A run of records
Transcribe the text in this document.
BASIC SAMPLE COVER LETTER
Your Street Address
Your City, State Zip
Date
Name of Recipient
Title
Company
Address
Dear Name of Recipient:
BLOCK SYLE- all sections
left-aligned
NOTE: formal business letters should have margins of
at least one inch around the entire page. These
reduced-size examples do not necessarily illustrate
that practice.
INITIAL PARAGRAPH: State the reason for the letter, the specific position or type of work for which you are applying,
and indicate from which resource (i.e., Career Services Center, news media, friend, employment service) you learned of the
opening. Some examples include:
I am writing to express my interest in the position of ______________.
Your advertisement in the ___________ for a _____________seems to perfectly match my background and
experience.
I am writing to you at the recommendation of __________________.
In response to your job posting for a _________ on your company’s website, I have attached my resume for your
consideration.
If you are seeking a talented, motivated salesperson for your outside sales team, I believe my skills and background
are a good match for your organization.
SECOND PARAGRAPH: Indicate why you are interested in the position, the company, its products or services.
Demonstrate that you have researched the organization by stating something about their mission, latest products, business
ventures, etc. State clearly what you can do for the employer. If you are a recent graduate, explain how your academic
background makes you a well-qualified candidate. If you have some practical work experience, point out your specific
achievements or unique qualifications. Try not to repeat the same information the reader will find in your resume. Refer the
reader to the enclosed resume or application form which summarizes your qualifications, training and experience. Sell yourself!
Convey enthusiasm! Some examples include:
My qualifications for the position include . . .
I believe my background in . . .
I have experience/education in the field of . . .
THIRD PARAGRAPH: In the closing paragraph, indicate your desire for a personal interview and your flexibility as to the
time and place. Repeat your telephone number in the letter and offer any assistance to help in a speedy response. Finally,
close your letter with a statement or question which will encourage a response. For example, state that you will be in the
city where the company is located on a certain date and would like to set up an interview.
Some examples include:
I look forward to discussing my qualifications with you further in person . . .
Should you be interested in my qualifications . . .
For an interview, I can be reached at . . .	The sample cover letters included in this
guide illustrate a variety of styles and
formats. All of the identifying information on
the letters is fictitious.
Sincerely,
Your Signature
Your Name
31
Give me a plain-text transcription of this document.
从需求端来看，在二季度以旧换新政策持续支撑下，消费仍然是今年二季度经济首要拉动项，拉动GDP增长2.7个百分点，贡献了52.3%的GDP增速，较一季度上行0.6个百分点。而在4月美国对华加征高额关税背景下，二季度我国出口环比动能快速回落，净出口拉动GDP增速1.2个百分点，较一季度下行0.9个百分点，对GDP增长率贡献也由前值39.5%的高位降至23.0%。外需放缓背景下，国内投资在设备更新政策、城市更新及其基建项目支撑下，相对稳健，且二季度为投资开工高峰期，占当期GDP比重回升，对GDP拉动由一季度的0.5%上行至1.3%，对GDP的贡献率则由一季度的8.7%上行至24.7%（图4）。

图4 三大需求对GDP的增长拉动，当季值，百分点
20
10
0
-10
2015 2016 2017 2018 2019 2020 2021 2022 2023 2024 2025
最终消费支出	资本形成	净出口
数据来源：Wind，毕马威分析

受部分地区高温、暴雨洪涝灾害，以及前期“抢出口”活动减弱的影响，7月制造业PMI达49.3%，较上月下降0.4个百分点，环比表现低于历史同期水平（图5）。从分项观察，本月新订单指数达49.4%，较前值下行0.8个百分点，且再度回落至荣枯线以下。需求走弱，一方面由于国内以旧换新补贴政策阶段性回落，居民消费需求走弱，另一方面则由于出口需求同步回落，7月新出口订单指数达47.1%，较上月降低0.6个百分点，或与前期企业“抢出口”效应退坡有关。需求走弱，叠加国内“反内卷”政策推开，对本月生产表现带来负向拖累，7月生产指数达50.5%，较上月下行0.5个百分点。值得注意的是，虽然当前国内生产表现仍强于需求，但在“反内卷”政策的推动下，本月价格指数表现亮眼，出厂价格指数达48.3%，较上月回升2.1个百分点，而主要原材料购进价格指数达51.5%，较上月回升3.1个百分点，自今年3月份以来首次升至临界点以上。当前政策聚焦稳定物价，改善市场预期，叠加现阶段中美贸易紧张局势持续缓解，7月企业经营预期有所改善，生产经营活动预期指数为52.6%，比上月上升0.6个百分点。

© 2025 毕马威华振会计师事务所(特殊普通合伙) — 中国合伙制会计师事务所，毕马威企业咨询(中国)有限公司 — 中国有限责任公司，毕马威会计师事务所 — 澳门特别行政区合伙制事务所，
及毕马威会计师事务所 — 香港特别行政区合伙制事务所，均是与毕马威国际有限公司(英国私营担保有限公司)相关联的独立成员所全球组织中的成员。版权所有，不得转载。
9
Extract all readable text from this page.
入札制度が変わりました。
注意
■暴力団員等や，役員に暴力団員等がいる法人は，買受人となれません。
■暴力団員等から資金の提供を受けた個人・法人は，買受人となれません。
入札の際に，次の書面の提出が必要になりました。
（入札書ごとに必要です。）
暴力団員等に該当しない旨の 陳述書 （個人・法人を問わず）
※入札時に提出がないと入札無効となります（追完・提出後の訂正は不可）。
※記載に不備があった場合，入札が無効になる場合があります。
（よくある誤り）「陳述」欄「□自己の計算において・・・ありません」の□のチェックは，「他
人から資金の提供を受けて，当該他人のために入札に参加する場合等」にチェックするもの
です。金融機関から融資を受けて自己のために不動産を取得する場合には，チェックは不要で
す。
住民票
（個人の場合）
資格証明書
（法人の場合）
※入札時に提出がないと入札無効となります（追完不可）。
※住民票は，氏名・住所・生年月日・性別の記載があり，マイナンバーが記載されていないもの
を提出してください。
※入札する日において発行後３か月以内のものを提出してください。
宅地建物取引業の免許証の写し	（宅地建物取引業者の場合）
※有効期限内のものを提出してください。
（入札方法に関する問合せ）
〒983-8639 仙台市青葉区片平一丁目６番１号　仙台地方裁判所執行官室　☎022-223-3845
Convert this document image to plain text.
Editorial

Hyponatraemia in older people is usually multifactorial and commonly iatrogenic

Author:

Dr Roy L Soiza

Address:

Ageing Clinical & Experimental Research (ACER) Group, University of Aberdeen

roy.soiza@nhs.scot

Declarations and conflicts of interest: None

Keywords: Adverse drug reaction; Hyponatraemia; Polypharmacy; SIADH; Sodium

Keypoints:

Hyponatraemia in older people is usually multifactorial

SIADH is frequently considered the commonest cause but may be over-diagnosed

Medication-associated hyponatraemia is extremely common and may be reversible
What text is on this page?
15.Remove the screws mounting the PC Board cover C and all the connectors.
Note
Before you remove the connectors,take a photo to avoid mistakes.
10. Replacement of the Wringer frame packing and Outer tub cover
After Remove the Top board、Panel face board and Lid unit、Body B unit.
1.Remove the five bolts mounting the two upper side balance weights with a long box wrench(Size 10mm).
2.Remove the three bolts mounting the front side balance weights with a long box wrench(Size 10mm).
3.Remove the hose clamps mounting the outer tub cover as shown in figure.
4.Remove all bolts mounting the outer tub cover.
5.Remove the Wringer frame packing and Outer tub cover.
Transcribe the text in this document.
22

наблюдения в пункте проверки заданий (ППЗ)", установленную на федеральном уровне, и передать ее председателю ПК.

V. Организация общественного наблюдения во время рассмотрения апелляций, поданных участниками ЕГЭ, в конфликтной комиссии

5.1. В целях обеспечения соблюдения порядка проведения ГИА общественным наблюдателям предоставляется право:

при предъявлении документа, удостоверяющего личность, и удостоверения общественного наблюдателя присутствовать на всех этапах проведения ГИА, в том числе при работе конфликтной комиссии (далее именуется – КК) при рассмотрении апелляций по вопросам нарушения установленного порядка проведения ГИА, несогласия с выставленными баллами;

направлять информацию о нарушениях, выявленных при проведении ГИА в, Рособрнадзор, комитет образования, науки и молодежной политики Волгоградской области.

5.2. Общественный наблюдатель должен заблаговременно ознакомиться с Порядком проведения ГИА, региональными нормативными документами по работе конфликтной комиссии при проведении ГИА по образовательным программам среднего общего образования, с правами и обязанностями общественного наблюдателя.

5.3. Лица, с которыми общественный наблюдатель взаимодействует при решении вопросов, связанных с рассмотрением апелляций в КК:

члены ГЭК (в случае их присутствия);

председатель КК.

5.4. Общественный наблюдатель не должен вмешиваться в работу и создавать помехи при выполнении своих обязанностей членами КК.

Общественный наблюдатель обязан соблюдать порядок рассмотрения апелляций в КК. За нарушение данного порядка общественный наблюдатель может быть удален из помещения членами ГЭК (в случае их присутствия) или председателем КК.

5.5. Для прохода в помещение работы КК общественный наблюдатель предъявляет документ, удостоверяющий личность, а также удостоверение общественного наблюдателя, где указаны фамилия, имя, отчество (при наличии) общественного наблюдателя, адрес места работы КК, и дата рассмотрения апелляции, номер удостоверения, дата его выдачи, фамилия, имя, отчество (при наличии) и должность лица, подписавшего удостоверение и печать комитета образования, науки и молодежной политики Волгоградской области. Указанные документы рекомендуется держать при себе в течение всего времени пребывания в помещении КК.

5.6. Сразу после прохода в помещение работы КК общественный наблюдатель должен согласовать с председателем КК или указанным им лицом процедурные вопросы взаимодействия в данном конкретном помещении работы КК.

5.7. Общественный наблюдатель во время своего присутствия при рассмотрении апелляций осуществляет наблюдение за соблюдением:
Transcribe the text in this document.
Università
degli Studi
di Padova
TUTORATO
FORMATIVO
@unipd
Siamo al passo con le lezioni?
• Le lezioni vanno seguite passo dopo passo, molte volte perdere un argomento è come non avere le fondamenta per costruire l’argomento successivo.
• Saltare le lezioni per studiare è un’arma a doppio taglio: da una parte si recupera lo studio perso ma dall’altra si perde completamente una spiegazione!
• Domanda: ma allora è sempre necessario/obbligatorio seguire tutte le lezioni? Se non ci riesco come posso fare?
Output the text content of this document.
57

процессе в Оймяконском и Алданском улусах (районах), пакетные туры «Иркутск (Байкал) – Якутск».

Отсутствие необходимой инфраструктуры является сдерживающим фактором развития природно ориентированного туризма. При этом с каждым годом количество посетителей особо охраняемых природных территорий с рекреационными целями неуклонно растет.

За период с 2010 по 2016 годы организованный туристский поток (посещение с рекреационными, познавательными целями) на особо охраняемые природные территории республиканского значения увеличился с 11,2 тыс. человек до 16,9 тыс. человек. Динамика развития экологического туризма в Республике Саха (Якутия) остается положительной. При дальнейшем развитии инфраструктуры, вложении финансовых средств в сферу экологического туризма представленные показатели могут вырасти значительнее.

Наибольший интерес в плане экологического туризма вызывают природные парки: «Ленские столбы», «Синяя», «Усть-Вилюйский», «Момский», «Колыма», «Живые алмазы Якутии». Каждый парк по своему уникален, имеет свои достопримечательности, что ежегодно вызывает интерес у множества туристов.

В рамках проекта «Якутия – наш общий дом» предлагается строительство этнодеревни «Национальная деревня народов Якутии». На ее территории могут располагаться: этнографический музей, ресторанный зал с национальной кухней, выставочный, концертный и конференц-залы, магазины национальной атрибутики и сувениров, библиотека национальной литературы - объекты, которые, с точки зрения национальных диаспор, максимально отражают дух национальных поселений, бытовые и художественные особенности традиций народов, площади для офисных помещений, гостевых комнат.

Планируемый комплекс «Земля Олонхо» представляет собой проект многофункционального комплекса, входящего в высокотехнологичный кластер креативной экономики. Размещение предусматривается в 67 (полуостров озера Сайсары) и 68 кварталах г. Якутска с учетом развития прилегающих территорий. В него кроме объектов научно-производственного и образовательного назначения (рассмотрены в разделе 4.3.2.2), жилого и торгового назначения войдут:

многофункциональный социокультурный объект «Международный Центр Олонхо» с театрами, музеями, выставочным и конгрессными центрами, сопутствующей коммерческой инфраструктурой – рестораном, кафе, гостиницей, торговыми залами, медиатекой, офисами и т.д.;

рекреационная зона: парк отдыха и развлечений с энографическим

PROBLEM TO WORK ON - Wherever the word "weights" occurs in a line of the listing, copy that line.

THE ANSWER -
1.Remove the five bolts mounting the two upper side balance weights with a long box wrench(Size 10mm).
2.Remove the three bolts mounting the front side balance weights with a long box wrench(Size 10mm).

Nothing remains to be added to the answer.